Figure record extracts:
··········
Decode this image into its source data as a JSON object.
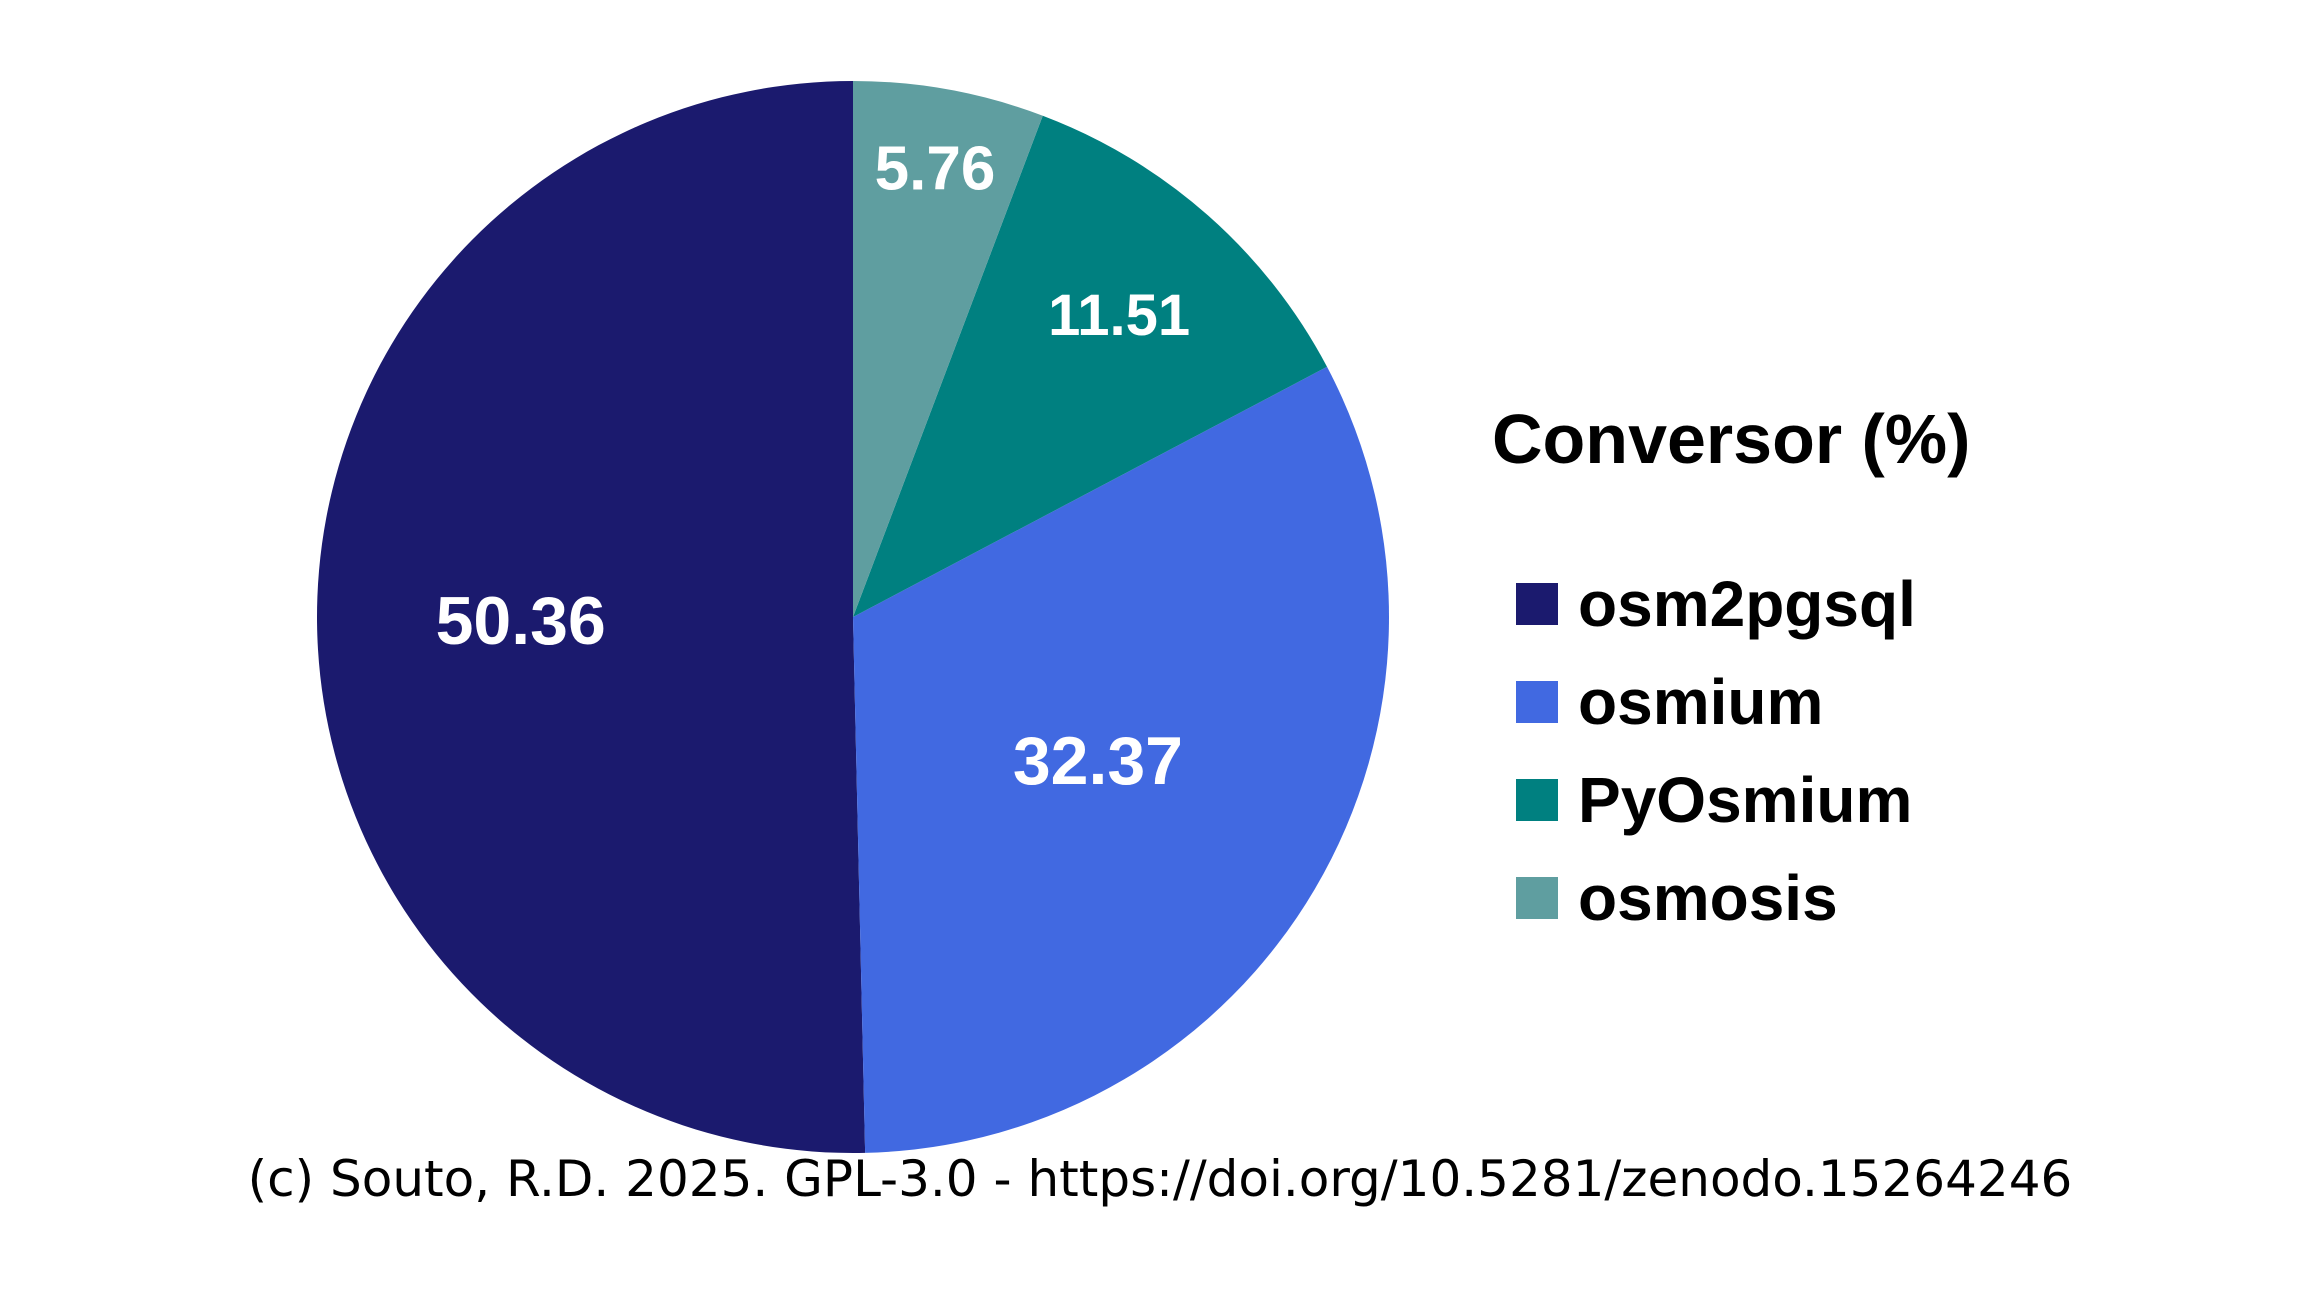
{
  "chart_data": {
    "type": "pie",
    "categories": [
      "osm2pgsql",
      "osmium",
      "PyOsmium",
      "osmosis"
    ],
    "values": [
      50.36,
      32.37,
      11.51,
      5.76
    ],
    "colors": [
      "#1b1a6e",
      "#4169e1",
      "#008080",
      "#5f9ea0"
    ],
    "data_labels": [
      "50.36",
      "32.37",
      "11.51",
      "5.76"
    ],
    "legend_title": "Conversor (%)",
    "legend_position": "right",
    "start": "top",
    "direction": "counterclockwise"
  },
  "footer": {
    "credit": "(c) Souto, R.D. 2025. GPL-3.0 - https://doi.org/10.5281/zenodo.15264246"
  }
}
··········
AIM:
Repeat the material above verbatim. Leave the pictures behind.

RESPONSE:
Decode this image into its source data as a JSON object.
{
  "chart_data": {
    "type": "pie",
    "categories": [
      "osm2pgsql",
      "osmium",
      "PyOsmium",
      "osmosis"
    ],
    "values": [
      50.36,
      32.37,
      11.51,
      5.76
    ],
    "colors": [
      "#1b1a6e",
      "#4169e1",
      "#008080",
      "#5f9ea0"
    ],
    "data_labels": [
      "50.36",
      "32.37",
      "11.51",
      "5.76"
    ],
    "legend_title": "Conversor (%)",
    "legend_position": "right",
    "start": "top",
    "direction": "counterclockwise"
  },
  "footer": {
    "credit": "(c) Souto, R.D. 2025. GPL-3.0 - https://doi.org/10.5281/zenodo.15264246"
  }
}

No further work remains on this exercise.